Prompt: Strip the pictures and reproduce the rest of the listing exactly.

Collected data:
• • • •

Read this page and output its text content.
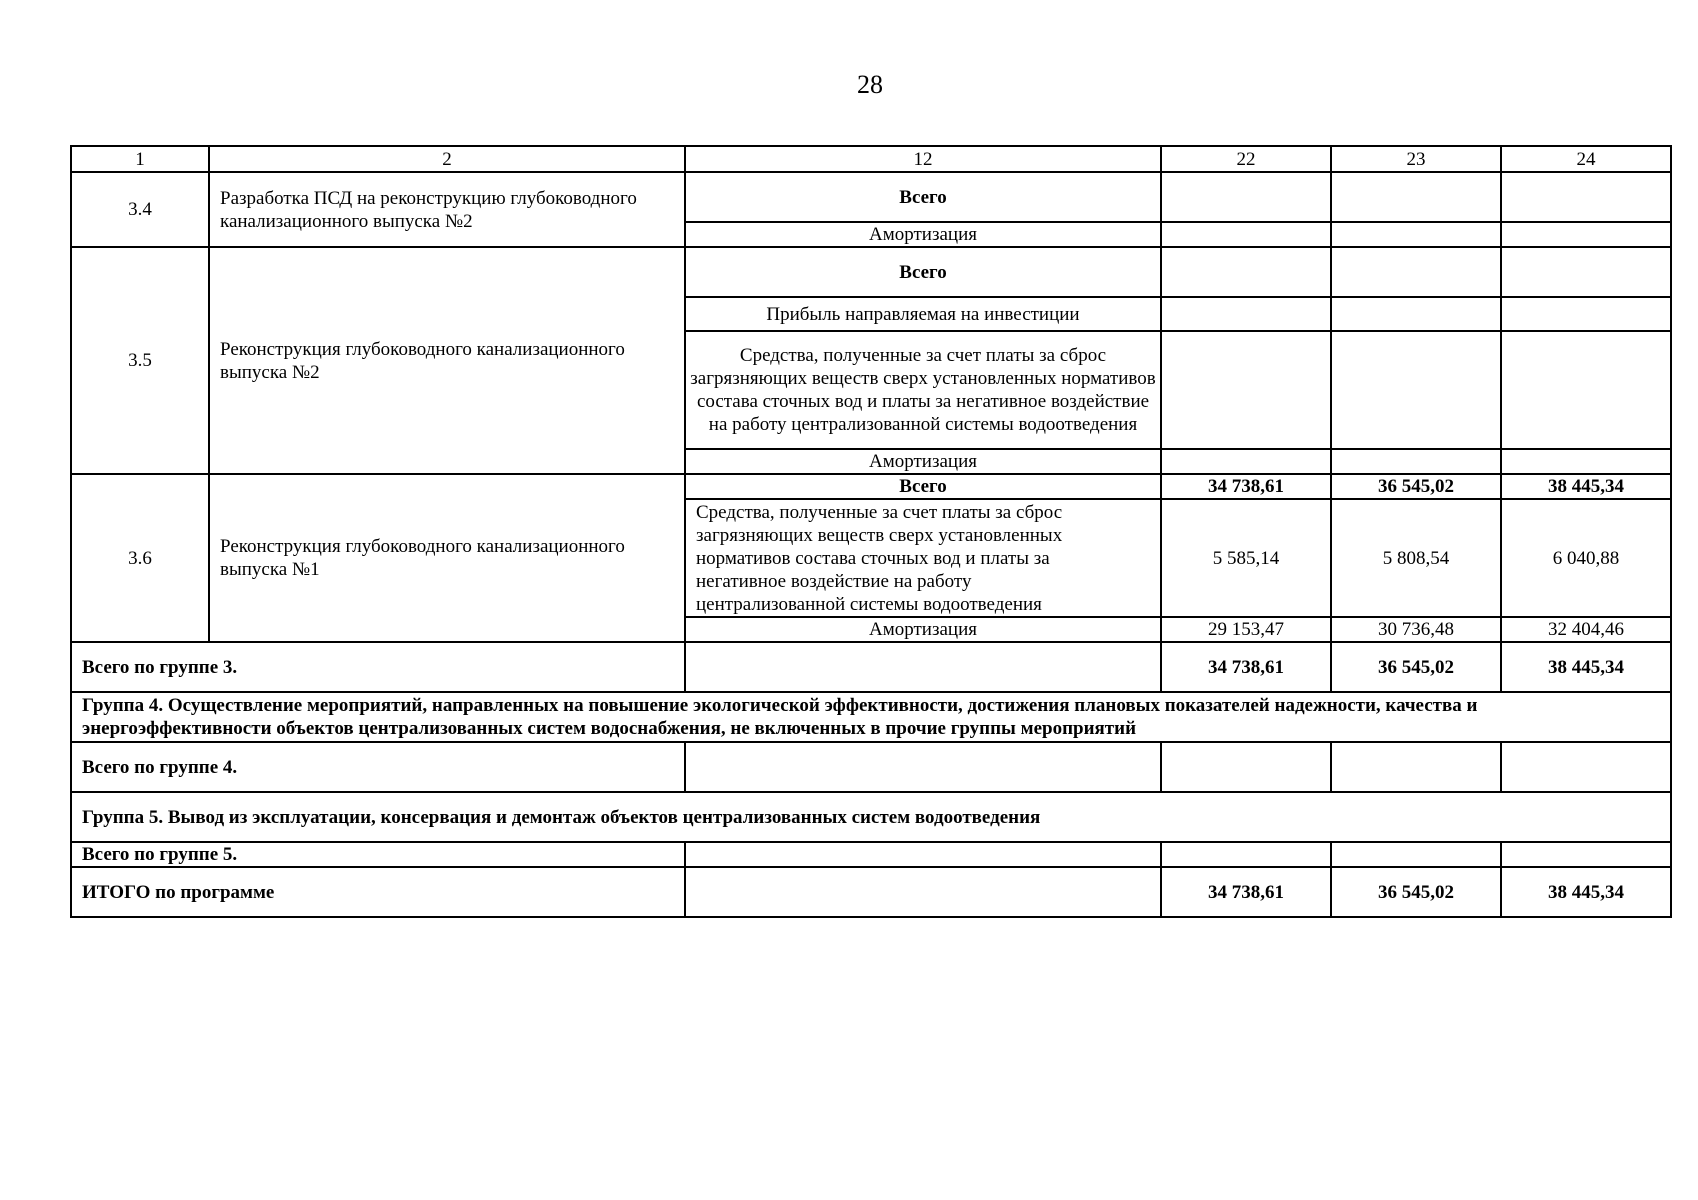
28
1	2	12	22	23	24
3.4	Разработка ПСД на реконструкцию глубоководного канализационного выпуска №2	Всего			
		Амортизация			
3.5	Реконструкция глубоководного канализационного выпуска №2	Всего			
		Прибыль направляемая на инвестиции			
		Средства, полученные за счет платы за сброс загрязняющих веществ сверх установленных нормативов состава сточных вод и платы за негативное воздействие на работу централизованной системы водоотведения			
		Амортизация			
3.6	Реконструкция глубоководного канализационного выпуска №1	Всего	34 738,61	36 545,02	38 445,34
		Средства, полученные за счет платы за сброс загрязняющих веществ сверх установленных нормативов состава сточных вод и платы за негативное воздействие на работу централизованной системы водоотведения	5 585,14	5 808,54	6 040,88
		Амортизация	29 153,47	30 736,48	32 404,46
Всего по группе 3.			34 738,61	36 545,02	38 445,34
Группа 4. Осуществление мероприятий, направленных на повышение экологической эффективности, достижения плановых показателей надежности, качества и энергоэффективности объектов централизованных систем водоснабжения, не включенных в прочие группы мероприятий					
Всего по группе 4.					
Группа 5. Вывод из эксплуатации, консервация и демонтаж объектов централизованных систем водоотведения					
Всего по группе 5.					
ИТОГО по программе			34 738,61	36 545,02	38 445,34
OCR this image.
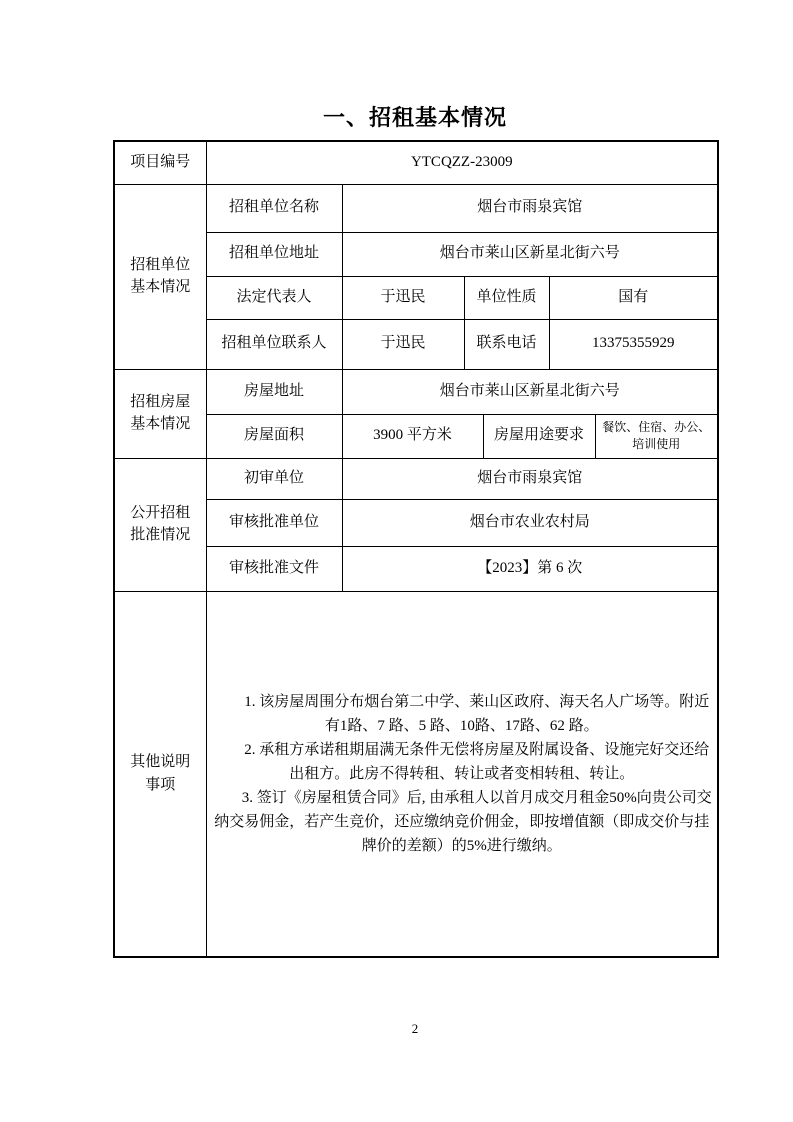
一、招租基本情况
项目编号	YTCQZZ-23009					
招租单位基本情况	招租单位名称	烟台市雨泉宾馆				
	招租单位地址	烟台市莱山区新星北街六号				
	法定代表人	于迅民	单位性质		国有	
	招租单位联系人	于迅民	联系电话		13375355929	
招租房屋基本情况	房屋地址	烟台市莱山区新星北街六号				
	房屋面积	3900 平方米		房屋用途要求		餐饮、住宿、办公、培训使用
公开招租批准情况	初审单位	烟台市雨泉宾馆				
	审核批准单位	烟台市农业农村局				
	审核批准文件	【2023】第 6 次				
其他说明事项	1. 该房屋周围分布烟台第二中学、莱山区政府、海天名人广场等。附近有1路、7 路、5 路、10路、17路、62 路。

2. 承租方承诺租期届满无条件无偿将房屋及附属设备、设施完好交还给出租方。此房不得转租、转让或者变相转租、转让。

3. 签订《房屋租赁合同》后, 由承租人以首月成交月租金50%向贵公司交纳交易佣金，若产生竞价，还应缴纳竞价佣金，即按增值额（即成交价与挂牌价的差额）的5%进行缴纳。					

2
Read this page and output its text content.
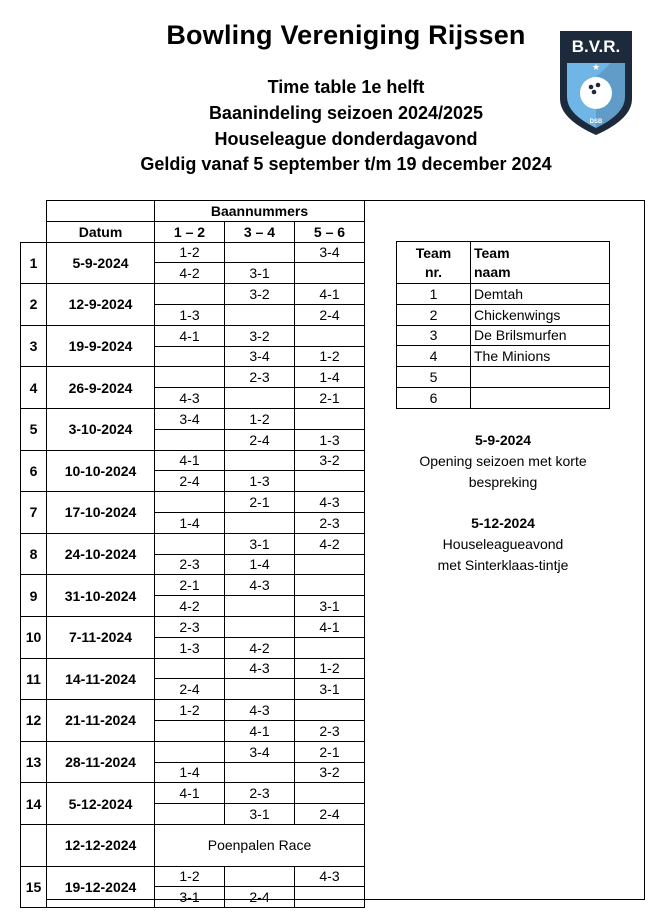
Bowling Vereniging Rijssen
Time table 1e helft
Baanindeling seizoen 2024/2025
Houseleague donderdagavond
Geldig vanaf 5 september t/m 19 december 2024
B.V.R.
★
DSB
		Baannummers		
	Datum	1 – 2	3 – 4	5 – 6
1	5-9-2024	1-2		3-4
		4-2	3-1	
2	12-9-2024		3-2	4-1
		1-3		2-4
3	19-9-2024	4-1	3-2	
			3-4	1-2
4	26-9-2024		2-3	1-4
		4-3		2-1
5	3-10-2024	3-4	1-2	
			2-4	1-3
6	10-10-2024	4-1		3-2
		2-4	1-3	
7	17-10-2024		2-1	4-3
		1-4		2-3
8	24-10-2024		3-1	4-2
		2-3	1-4	
9	31-10-2024	2-1	4-3	
		4-2		3-1
10	7-11-2024	2-3		4-1
		1-3	4-2	
11	14-11-2024		4-3	1-2
		2-4		3-1
12	21-11-2024	1-2	4-3	
			4-1	2-3
13	28-11-2024		3-4	2-1
		1-4		3-2
14	5-12-2024	4-1	2-3	
			3-1	2-4
	12-12-2024	Poenpalen Race		
15	19-12-2024	1-2		4-3
		3-1	2-4	
Team
nr.	Team
naam
1	Demtah
2	Chickenwings
3	De Brilsmurfen
4	The Minions
5	
6	
5-9-2024
Opening seizoen met korte
bespreking
5-12-2024
Houseleagueavond
met Sinterklaas-tintje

• • • •

Output:
Read this page and output its text content.
28
1	2	12	22	23	24
3.4	Разработка ПСД на реконструкцию глубоководного канализационного выпуска №2	Всего			
		Амортизация			
3.5	Реконструкция глубоководного канализационного выпуска №2	Всего			
		Прибыль направляемая на инвестиции			
		Средства, полученные за счет платы за сброс загрязняющих веществ сверх установленных нормативов состава сточных вод и платы за негативное воздействие на работу централизованной системы водоотведения			
		Амортизация			
3.6	Реконструкция глубоководного канализационного выпуска №1	Всего	34 738,61	36 545,02	38 445,34
		Средства, полученные за счет платы за сброс загрязняющих веществ сверх установленных нормативов состава сточных вод и платы за негативное воздействие на работу централизованной системы водоотведения	5 585,14	5 808,54	6 040,88
		Амортизация	29 153,47	30 736,48	32 404,46
Всего по группе 3.			34 738,61	36 545,02	38 445,34
Группа 4. Осуществление мероприятий, направленных на повышение экологической эффективности, достижения плановых показателей надежности, качества и энергоэффективности объектов централизованных систем водоснабжения, не включенных в прочие группы мероприятий					
Всего по группе 4.					
Группа 5. Вывод из эксплуатации, консервация и демонтаж объектов централизованных систем водоотведения					
Всего по группе 5.					
ИТОГО по программе			34 738,61	36 545,02	38 445,34
OCR this image.
一、招租基本情况
项目编号	YTCQZZ-23009					
招租单位基本情况	招租单位名称	烟台市雨泉宾馆				
	招租单位地址	烟台市莱山区新星北街六号				
	法定代表人	于迅民	单位性质		国有	
	招租单位联系人	于迅民	联系电话		13375355929	
招租房屋基本情况	房屋地址	烟台市莱山区新星北街六号				
	房屋面积	3900 平方米		房屋用途要求		餐饮、住宿、办公、培训使用
公开招租批准情况	初审单位	烟台市雨泉宾馆				
	审核批准单位	烟台市农业农村局				
	审核批准文件	【2023】第 6 次				
其他说明事项	1. 该房屋周围分布烟台第二中学、莱山区政府、海天名人广场等。附近有1路、7 路、5 路、10路、17路、62 路。

2. 承租方承诺租期届满无条件无偿将房屋及附属设备、设施完好交还给出租方。此房不得转租、转让或者变相转租、转让。

3. 签订《房屋租赁合同》后, 由承租人以首月成交月租金50%向贵公司交纳交易佣金，若产生竞价，还应缴纳竞价佣金，即按增值额（即成交价与挂牌价的差额）的5%进行缴纳。					

2
Read this page and output its text content.
Bowling Vereniging Rijssen
Time table 1e helft
Baanindeling seizoen 2024/2025
Houseleague donderdagavond
Geldig vanaf 5 september t/m 19 december 2024
B.V.R.
★
DSB
		Baannummers		
	Datum	1 – 2	3 – 4	5 – 6
1	5-9-2024	1-2		3-4
		4-2	3-1	
2	12-9-2024		3-2	4-1
		1-3		2-4
3	19-9-2024	4-1	3-2	
			3-4	1-2
4	26-9-2024		2-3	1-4
		4-3		2-1
5	3-10-2024	3-4	1-2	
			2-4	1-3
6	10-10-2024	4-1		3-2
		2-4	1-3	
7	17-10-2024		2-1	4-3
		1-4		2-3
8	24-10-2024		3-1	4-2
		2-3	1-4	
9	31-10-2024	2-1	4-3	
		4-2		3-1
10	7-11-2024	2-3		4-1
		1-3	4-2	
11	14-11-2024		4-3	1-2
		2-4		3-1
12	21-11-2024	1-2	4-3	
			4-1	2-3
13	28-11-2024		3-4	2-1
		1-4		3-2
14	5-12-2024	4-1	2-3	
			3-1	2-4
	12-12-2024	Poenpalen Race		
15	19-12-2024	1-2		4-3
		3-1	2-4	
Team
nr.	Team
naam
1	Demtah
2	Chickenwings
3	De Brilsmurfen
4	The Minions
5	
6	
5-9-2024
Opening seizoen met korte
bespreking
5-12-2024
Houseleagueavond
met Sinterklaas-tintje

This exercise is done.